* begin RAW DATA *
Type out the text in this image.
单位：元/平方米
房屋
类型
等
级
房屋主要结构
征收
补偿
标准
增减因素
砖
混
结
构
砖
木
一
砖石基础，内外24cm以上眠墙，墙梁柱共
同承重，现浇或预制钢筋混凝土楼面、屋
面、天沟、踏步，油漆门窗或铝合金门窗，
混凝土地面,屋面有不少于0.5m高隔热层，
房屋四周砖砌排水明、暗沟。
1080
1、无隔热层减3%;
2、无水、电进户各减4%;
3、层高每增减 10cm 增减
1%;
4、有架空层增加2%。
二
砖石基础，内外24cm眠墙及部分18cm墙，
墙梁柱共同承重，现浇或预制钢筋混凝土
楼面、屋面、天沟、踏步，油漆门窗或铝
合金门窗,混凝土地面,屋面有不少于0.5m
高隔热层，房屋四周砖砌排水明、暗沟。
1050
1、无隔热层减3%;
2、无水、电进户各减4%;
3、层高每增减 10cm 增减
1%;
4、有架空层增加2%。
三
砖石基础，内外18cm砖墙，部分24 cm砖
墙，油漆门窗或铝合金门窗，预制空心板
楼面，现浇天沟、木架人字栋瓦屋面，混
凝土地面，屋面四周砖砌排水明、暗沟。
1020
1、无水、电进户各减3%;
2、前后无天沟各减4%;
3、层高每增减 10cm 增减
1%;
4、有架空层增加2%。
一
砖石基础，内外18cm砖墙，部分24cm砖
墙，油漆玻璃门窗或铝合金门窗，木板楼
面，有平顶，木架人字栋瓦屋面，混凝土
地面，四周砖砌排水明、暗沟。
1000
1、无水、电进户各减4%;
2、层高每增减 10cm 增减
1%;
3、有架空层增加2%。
* end RAW DATA *
= REQUIRED TASK =
Reproduce all of the material above word for word.

= OUTPUT FOR THIS EXERCISE =
Type out the text in this image.
单位：元/平方米
房屋
类型
等
级
房屋主要结构
征收
补偿
标准
增减因素
砖
混
结
构
砖
木
一
砖石基础，内外24cm以上眠墙，墙梁柱共
同承重，现浇或预制钢筋混凝土楼面、屋
面、天沟、踏步，油漆门窗或铝合金门窗，
混凝土地面,屋面有不少于0.5m高隔热层，
房屋四周砖砌排水明、暗沟。
1080
1、无隔热层减3%;
2、无水、电进户各减4%;
3、层高每增减 10cm 增减
1%;
4、有架空层增加2%。
二
砖石基础，内外24cm眠墙及部分18cm墙，
墙梁柱共同承重，现浇或预制钢筋混凝土
楼面、屋面、天沟、踏步，油漆门窗或铝
合金门窗,混凝土地面,屋面有不少于0.5m
高隔热层，房屋四周砖砌排水明、暗沟。
1050
1、无隔热层减3%;
2、无水、电进户各减4%;
3、层高每增减 10cm 增减
1%;
4、有架空层增加2%。
三
砖石基础，内外18cm砖墙，部分24 cm砖
墙，油漆门窗或铝合金门窗，预制空心板
楼面，现浇天沟、木架人字栋瓦屋面，混
凝土地面，屋面四周砖砌排水明、暗沟。
1020
1、无水、电进户各减3%;
2、前后无天沟各减4%;
3、层高每增减 10cm 增减
1%;
4、有架空层增加2%。
一
砖石基础，内外18cm砖墙，部分24cm砖
墙，油漆玻璃门窗或铝合金门窗，木板楼
面，有平顶，木架人字栋瓦屋面，混凝土
地面，四周砖砌排水明、暗沟。
1000
1、无水、电进户各减4%;
2、层高每增减 10cm 增减
1%;
3、有架空层增加2%。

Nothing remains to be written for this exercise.